──────── RECORDED DATA

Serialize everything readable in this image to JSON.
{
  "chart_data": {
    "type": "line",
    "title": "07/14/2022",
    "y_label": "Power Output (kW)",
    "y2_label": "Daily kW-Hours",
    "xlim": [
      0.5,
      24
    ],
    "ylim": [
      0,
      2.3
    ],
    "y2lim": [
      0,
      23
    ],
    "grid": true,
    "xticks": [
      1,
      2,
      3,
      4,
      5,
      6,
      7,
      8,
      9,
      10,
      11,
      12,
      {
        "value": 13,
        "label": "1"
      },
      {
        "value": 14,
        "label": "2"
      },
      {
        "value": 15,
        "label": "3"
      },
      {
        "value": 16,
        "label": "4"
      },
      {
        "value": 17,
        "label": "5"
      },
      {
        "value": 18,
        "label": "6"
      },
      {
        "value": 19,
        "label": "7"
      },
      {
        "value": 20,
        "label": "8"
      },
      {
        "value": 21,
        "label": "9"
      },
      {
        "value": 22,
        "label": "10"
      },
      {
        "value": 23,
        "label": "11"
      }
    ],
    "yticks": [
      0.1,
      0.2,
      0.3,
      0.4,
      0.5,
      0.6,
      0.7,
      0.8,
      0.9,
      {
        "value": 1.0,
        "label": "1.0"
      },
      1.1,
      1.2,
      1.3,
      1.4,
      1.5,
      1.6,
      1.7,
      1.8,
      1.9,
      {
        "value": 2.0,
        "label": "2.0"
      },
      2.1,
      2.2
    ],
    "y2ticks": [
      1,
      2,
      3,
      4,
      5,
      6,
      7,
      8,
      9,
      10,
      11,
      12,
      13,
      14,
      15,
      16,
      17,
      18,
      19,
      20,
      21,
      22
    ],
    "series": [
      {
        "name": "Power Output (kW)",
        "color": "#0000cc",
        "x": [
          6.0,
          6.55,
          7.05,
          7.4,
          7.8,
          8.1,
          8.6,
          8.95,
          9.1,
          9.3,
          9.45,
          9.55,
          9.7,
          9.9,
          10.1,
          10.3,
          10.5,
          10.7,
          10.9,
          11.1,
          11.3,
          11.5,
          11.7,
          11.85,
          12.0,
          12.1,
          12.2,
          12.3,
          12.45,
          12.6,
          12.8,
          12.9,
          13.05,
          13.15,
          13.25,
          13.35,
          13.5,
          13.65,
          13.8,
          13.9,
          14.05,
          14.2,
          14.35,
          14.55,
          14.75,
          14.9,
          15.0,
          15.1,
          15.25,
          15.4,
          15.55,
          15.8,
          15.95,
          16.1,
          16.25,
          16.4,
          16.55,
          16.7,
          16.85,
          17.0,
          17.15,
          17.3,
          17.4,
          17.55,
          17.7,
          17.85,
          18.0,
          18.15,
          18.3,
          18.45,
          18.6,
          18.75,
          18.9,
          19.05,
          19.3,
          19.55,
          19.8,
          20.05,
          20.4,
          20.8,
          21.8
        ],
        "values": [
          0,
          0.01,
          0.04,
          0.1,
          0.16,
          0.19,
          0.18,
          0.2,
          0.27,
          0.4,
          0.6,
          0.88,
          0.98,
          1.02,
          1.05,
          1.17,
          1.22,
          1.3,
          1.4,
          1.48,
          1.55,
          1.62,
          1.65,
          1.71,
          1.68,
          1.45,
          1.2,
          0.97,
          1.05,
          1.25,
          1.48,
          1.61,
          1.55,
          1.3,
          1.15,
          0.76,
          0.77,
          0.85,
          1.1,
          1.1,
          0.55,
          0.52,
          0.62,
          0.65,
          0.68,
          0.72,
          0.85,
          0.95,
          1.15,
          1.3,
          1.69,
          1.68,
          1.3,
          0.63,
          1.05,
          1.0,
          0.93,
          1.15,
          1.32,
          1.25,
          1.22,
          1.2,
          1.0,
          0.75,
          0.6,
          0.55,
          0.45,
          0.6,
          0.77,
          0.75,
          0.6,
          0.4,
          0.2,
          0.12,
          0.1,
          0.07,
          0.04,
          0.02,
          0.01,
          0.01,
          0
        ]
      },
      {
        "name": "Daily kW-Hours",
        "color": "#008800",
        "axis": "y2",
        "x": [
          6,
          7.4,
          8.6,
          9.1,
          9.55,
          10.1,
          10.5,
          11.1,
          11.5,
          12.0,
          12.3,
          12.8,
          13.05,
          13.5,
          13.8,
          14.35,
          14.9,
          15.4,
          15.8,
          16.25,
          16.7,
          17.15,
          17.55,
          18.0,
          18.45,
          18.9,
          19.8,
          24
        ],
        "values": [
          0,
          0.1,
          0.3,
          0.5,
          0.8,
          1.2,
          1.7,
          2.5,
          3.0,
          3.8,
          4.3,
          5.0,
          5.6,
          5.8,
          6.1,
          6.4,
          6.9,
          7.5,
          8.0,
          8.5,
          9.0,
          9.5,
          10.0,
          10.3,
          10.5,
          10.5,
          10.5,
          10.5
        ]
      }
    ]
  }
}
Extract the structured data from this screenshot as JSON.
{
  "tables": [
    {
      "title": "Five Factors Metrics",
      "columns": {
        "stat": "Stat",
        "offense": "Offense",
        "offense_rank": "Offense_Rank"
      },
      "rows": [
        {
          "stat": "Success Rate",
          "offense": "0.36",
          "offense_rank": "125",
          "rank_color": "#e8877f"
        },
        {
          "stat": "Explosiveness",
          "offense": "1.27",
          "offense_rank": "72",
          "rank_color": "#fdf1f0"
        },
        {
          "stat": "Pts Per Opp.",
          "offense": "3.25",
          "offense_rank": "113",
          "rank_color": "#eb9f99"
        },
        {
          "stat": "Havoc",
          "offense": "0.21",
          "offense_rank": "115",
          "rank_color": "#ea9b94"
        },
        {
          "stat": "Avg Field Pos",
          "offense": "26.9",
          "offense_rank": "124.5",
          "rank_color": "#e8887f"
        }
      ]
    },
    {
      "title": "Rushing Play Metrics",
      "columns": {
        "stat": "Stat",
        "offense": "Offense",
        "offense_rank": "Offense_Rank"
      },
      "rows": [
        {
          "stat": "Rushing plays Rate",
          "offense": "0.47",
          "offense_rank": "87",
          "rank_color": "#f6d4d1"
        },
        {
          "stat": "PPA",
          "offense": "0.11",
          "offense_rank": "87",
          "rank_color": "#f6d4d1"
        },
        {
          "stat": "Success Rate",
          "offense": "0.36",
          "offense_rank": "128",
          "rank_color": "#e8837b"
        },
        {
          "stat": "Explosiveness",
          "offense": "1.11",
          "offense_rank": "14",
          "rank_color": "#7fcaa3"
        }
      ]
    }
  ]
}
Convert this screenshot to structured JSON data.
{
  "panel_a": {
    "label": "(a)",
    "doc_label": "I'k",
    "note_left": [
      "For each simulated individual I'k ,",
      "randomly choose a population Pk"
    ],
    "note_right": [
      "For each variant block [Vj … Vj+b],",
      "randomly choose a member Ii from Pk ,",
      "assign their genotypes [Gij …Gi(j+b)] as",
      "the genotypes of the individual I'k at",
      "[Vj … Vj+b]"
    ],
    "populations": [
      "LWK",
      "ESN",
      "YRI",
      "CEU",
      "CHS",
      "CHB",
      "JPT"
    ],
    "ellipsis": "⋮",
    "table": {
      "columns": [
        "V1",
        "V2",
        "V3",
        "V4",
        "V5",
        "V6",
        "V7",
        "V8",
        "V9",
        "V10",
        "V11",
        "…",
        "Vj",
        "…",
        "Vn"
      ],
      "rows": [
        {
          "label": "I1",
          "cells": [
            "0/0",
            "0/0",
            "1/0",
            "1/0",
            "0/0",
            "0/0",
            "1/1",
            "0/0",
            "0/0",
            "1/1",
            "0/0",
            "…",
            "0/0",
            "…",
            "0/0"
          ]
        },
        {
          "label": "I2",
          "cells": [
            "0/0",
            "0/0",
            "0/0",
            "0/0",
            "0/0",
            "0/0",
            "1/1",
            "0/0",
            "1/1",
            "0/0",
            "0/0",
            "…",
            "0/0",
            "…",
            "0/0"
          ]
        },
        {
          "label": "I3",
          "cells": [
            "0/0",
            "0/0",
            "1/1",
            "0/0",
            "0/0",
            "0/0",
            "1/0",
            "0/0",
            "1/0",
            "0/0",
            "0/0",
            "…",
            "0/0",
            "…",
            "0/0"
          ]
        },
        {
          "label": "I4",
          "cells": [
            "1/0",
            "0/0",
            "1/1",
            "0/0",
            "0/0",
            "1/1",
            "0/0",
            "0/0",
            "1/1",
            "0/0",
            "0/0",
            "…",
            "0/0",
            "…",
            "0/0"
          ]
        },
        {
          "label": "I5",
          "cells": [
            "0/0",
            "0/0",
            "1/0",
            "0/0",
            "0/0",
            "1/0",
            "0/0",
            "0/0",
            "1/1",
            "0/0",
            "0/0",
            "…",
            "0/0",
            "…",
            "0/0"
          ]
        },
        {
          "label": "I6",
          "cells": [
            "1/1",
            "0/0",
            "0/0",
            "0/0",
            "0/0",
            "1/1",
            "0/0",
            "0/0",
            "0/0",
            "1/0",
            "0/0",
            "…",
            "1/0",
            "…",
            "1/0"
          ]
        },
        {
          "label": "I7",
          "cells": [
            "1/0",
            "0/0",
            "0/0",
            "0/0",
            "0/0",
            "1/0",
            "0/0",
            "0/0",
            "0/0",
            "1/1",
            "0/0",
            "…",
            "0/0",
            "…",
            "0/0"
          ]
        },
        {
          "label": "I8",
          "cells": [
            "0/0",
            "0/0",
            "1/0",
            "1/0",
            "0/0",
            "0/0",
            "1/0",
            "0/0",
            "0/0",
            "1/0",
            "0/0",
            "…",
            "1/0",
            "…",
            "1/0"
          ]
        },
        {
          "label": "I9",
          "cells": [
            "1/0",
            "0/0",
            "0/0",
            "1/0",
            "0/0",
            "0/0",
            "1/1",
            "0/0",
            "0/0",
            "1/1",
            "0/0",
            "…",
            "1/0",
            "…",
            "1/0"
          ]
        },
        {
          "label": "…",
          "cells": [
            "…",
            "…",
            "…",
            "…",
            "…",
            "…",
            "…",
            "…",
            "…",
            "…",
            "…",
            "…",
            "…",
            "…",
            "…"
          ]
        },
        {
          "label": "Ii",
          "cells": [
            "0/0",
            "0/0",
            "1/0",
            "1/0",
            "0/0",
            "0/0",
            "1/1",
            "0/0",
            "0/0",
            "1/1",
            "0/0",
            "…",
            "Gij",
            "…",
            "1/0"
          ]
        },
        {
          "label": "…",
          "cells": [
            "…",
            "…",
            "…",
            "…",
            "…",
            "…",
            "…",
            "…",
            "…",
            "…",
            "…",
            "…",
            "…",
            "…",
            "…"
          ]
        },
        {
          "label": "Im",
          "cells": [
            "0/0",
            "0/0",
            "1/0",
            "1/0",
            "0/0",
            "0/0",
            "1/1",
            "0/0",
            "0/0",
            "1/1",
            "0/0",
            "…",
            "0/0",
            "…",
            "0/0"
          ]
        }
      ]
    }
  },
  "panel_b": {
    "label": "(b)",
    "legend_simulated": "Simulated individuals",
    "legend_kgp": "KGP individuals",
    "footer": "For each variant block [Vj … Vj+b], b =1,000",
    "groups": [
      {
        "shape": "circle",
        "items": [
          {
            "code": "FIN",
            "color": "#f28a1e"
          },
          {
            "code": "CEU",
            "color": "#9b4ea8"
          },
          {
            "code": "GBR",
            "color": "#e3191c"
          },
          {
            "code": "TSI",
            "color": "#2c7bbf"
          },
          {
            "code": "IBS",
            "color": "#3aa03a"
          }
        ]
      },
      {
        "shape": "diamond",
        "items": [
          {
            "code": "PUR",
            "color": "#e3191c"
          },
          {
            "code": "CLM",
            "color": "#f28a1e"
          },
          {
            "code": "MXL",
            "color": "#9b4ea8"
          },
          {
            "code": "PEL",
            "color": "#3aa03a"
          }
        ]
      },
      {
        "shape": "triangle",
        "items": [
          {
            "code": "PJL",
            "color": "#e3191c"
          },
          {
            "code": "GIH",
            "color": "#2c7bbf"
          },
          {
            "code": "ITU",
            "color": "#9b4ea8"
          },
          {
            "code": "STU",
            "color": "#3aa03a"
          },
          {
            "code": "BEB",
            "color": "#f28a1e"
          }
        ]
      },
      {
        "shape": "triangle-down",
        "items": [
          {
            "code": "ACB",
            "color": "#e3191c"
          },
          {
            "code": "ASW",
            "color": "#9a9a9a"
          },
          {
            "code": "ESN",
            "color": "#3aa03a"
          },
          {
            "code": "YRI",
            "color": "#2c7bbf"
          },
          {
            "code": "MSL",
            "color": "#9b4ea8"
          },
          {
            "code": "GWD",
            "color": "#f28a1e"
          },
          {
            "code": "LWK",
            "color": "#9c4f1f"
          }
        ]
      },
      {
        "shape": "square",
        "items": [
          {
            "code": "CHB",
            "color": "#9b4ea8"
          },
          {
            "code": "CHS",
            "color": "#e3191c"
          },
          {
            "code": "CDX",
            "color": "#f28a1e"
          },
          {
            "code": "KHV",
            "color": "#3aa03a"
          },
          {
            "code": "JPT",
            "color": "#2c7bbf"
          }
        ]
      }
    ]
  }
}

────────────────

● JOB: List every line above that holds the word "title".

● SOLVED PROBLEM:
    "title": "07/14/2022",
      "title": "Five Factors Metrics",
      "title": "Rushing Play Metrics",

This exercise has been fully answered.